begin

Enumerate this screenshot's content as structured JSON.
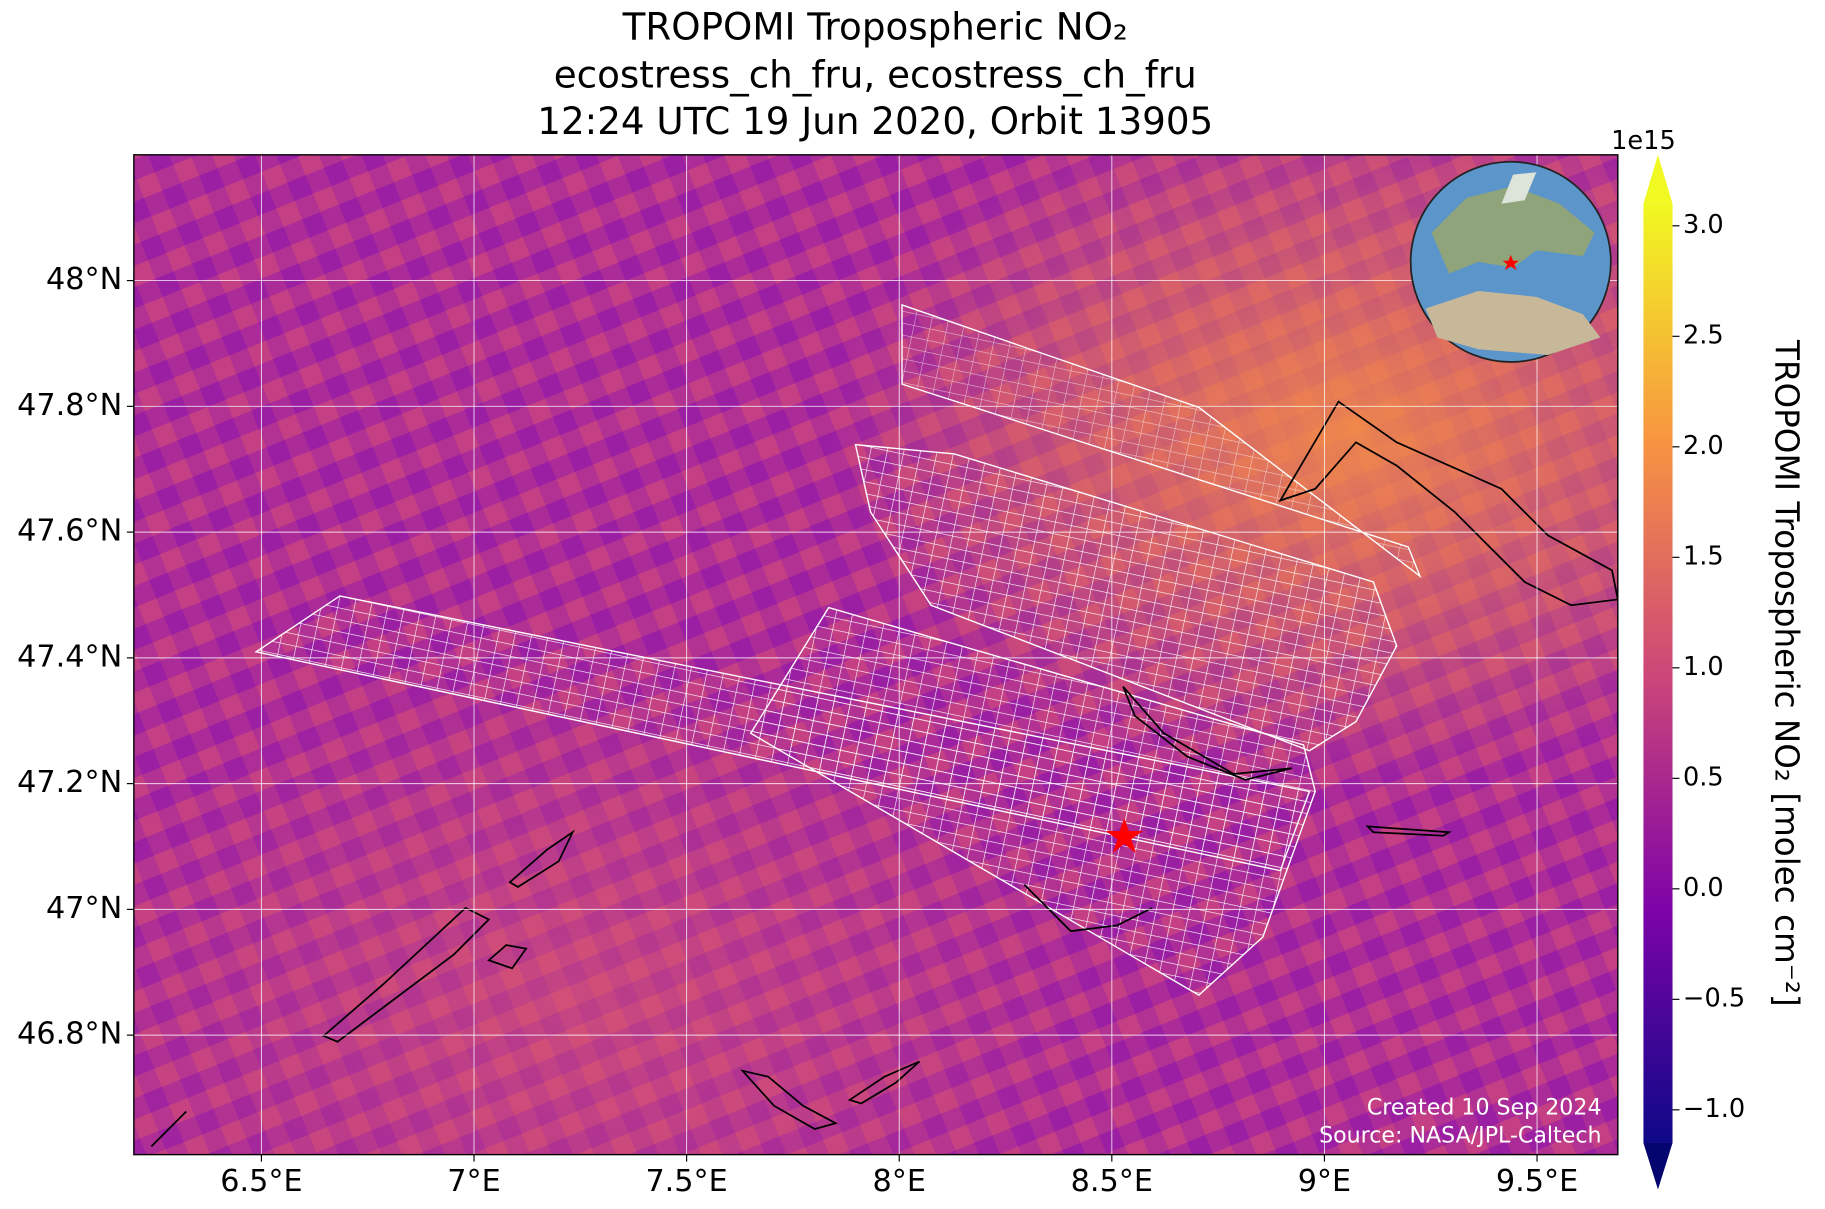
{
  "chart_data": {
    "type": "map",
    "title": [
      "TROPOMI Tropospheric NO₂",
      "ecostress_ch_fru, ecostress_ch_fru",
      "12:24 UTC 19 Jun 2020, Orbit 13905"
    ],
    "xlim": [
      6.2,
      9.69
    ],
    "ylim": [
      46.61,
      48.2
    ],
    "xticks": [
      {
        "value": 6.5,
        "label": "6.5°E"
      },
      {
        "value": 7,
        "label": "7°E"
      },
      {
        "value": 7.5,
        "label": "7.5°E"
      },
      {
        "value": 8,
        "label": "8°E"
      },
      {
        "value": 8.5,
        "label": "8.5°E"
      },
      {
        "value": 9,
        "label": "9°E"
      },
      {
        "value": 9.5,
        "label": "9.5°E"
      }
    ],
    "yticks": [
      {
        "value": 46.8,
        "label": "46.8°N"
      },
      {
        "value": 47,
        "label": "47°N"
      },
      {
        "value": 47.2,
        "label": "47.2°N"
      },
      {
        "value": 47.4,
        "label": "47.4°N"
      },
      {
        "value": 47.6,
        "label": "47.6°N"
      },
      {
        "value": 47.8,
        "label": "47.8°N"
      },
      {
        "value": 48,
        "label": "48°N"
      }
    ],
    "grid": true,
    "colorbar": {
      "label": "TROPOMI Tropospheric NO₂ [molec cm⁻²]",
      "offset_text": "1e15",
      "colormap": [
        "#0d0887",
        "#7e03a8",
        "#cc4778",
        "#f89540",
        "#f0f921"
      ],
      "clim": [
        -1.15,
        3.1
      ],
      "ticks": [
        {
          "value": -1,
          "label": "−1.0"
        },
        {
          "value": -0.5,
          "label": "−0.5"
        },
        {
          "value": 0,
          "label": "0.0"
        },
        {
          "value": 0.5,
          "label": "0.5"
        },
        {
          "value": 1,
          "label": "1.0"
        },
        {
          "value": 1.5,
          "label": "1.5"
        },
        {
          "value": 2,
          "label": "2.0"
        },
        {
          "value": 2.5,
          "label": "2.5"
        },
        {
          "value": 3,
          "label": "3.0"
        }
      ]
    },
    "credits": [
      "Created 10 Sep 2024",
      "Source: NASA/JPL-Caltech"
    ]
  }
}
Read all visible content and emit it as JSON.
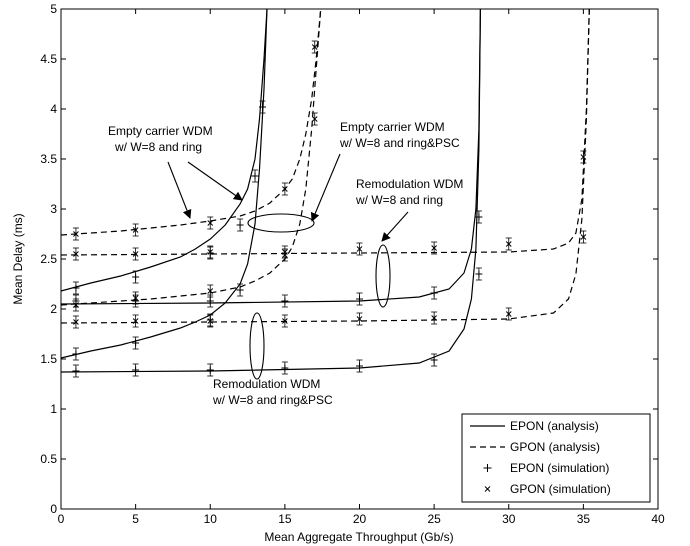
{
  "chart_data": {
    "type": "line",
    "xlabel": "Mean Aggregate Throughput (Gb/s)",
    "ylabel": "Mean Delay (ms)",
    "xlim": [
      0,
      40
    ],
    "ylim": [
      0,
      5
    ],
    "xticks": [
      0,
      5,
      10,
      15,
      20,
      25,
      30,
      35,
      40
    ],
    "yticks": [
      0,
      0.5,
      1,
      1.5,
      2,
      2.5,
      3,
      3.5,
      4,
      4.5,
      5
    ],
    "grid": false,
    "legend_position": "bottom-right",
    "legend": [
      {
        "label": "EPON (analysis)",
        "style": "solid"
      },
      {
        "label": "GPON (analysis)",
        "style": "dashed"
      },
      {
        "label": "EPON (simulation)",
        "style": "plus"
      },
      {
        "label": "GPON (simulation)",
        "style": "cross"
      }
    ],
    "annotations": [
      {
        "id": "ann-empty-ring",
        "lines": [
          "Empty carrier WDM",
          "w/ W=8 and ring"
        ]
      },
      {
        "id": "ann-empty-ringpsc",
        "lines": [
          "Empty carrier WDM",
          "w/ W=8 and ring&PSC"
        ]
      },
      {
        "id": "ann-remod-ring",
        "lines": [
          "Remodulation WDM",
          "w/ W=8 and ring"
        ]
      },
      {
        "id": "ann-remod-ringpsc",
        "lines": [
          "Remodulation WDM",
          "w/ W=8 and ring&PSC"
        ]
      }
    ],
    "series": [
      {
        "style": "solid",
        "x": [
          0,
          2,
          4,
          6,
          8,
          9,
          10,
          11,
          12,
          12.5,
          13,
          13.3,
          13.6,
          13.8
        ],
        "y": [
          2.18,
          2.26,
          2.33,
          2.42,
          2.52,
          2.6,
          2.7,
          2.84,
          3.05,
          3.2,
          3.5,
          3.9,
          4.5,
          5.0
        ]
      },
      {
        "style": "solid",
        "x": [
          0,
          2,
          4,
          6,
          8,
          9,
          10,
          11,
          12,
          12.5,
          13,
          13.3,
          13.6,
          13.8
        ],
        "y": [
          1.51,
          1.58,
          1.64,
          1.72,
          1.81,
          1.87,
          1.94,
          2.06,
          2.25,
          2.45,
          2.85,
          3.4,
          4.2,
          5.0
        ]
      },
      {
        "style": "dashed",
        "x": [
          0,
          2,
          4,
          6,
          8,
          10,
          12,
          13,
          14,
          15,
          15.5,
          16,
          16.4,
          16.8,
          17.1,
          17.4
        ],
        "y": [
          2.74,
          2.76,
          2.78,
          2.81,
          2.84,
          2.88,
          2.93,
          2.98,
          3.06,
          3.2,
          3.3,
          3.5,
          3.75,
          4.1,
          4.5,
          5.0
        ]
      },
      {
        "style": "dashed",
        "x": [
          0,
          2,
          4,
          6,
          8,
          10,
          12,
          13,
          14,
          15,
          15.5,
          16,
          16.4,
          16.8,
          17.1,
          17.4
        ],
        "y": [
          2.04,
          2.06,
          2.08,
          2.1,
          2.13,
          2.16,
          2.22,
          2.28,
          2.36,
          2.5,
          2.62,
          2.85,
          3.2,
          3.8,
          4.4,
          5.0
        ]
      },
      {
        "style": "solid",
        "x": [
          0,
          10,
          20,
          24,
          26,
          27,
          27.5,
          27.8,
          28,
          28.1
        ],
        "y": [
          2.05,
          2.06,
          2.08,
          2.12,
          2.2,
          2.36,
          2.6,
          3.0,
          3.8,
          5.0
        ]
      },
      {
        "style": "solid",
        "x": [
          0,
          10,
          20,
          24,
          26,
          27,
          27.5,
          27.8,
          28,
          28.1
        ],
        "y": [
          1.37,
          1.38,
          1.41,
          1.46,
          1.58,
          1.8,
          2.1,
          2.6,
          3.6,
          5.0
        ]
      },
      {
        "style": "dashed",
        "x": [
          0,
          10,
          20,
          30,
          33,
          34,
          34.5,
          34.9,
          35.2,
          35.4
        ],
        "y": [
          2.54,
          2.55,
          2.56,
          2.57,
          2.6,
          2.66,
          2.76,
          3.1,
          4.0,
          5.0
        ]
      },
      {
        "style": "dashed",
        "x": [
          0,
          10,
          20,
          30,
          33,
          34,
          34.5,
          34.9,
          35.2,
          35.4
        ],
        "y": [
          1.86,
          1.87,
          1.88,
          1.9,
          1.96,
          2.1,
          2.35,
          2.9,
          3.9,
          5.0
        ]
      }
    ],
    "epon_sim": [
      [
        1,
        2.21
      ],
      [
        5,
        2.32
      ],
      [
        10,
        2.56
      ],
      [
        12,
        2.84
      ],
      [
        13,
        3.33
      ],
      [
        13.5,
        4.02
      ],
      [
        1,
        1.55
      ],
      [
        5,
        1.66
      ],
      [
        10,
        1.89
      ],
      [
        12,
        2.19
      ],
      [
        1,
        2.08
      ],
      [
        5,
        2.08
      ],
      [
        10,
        2.08
      ],
      [
        15,
        2.08
      ],
      [
        20,
        2.1
      ],
      [
        25,
        2.16
      ],
      [
        28,
        2.35
      ],
      [
        28,
        2.92
      ],
      [
        1,
        1.38
      ],
      [
        5,
        1.39
      ],
      [
        10,
        1.39
      ],
      [
        15,
        1.41
      ],
      [
        20,
        1.43
      ],
      [
        25,
        1.49
      ]
    ],
    "gpon_sim": [
      [
        1,
        2.75
      ],
      [
        5,
        2.79
      ],
      [
        10,
        2.86
      ],
      [
        15,
        3.2
      ],
      [
        17,
        3.9
      ],
      [
        17,
        4.62
      ],
      [
        1,
        2.04
      ],
      [
        5,
        2.11
      ],
      [
        10,
        2.18
      ],
      [
        15,
        2.54
      ],
      [
        1,
        2.55
      ],
      [
        5,
        2.55
      ],
      [
        10,
        2.57
      ],
      [
        15,
        2.57
      ],
      [
        20,
        2.6
      ],
      [
        25,
        2.61
      ],
      [
        30,
        2.65
      ],
      [
        35,
        2.72
      ],
      [
        35,
        3.52
      ],
      [
        1,
        1.87
      ],
      [
        5,
        1.88
      ],
      [
        10,
        1.88
      ],
      [
        15,
        1.88
      ],
      [
        20,
        1.9
      ],
      [
        25,
        1.91
      ],
      [
        30,
        1.95
      ]
    ]
  }
}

end

_WHAT THE TASK ASKS_: Copy out each line of the records that holds the string "JSON".

_WORKED ANSWER_:
Enumerate this screenshot's content as structured JSON.
Read all visible content and emit it as JSON.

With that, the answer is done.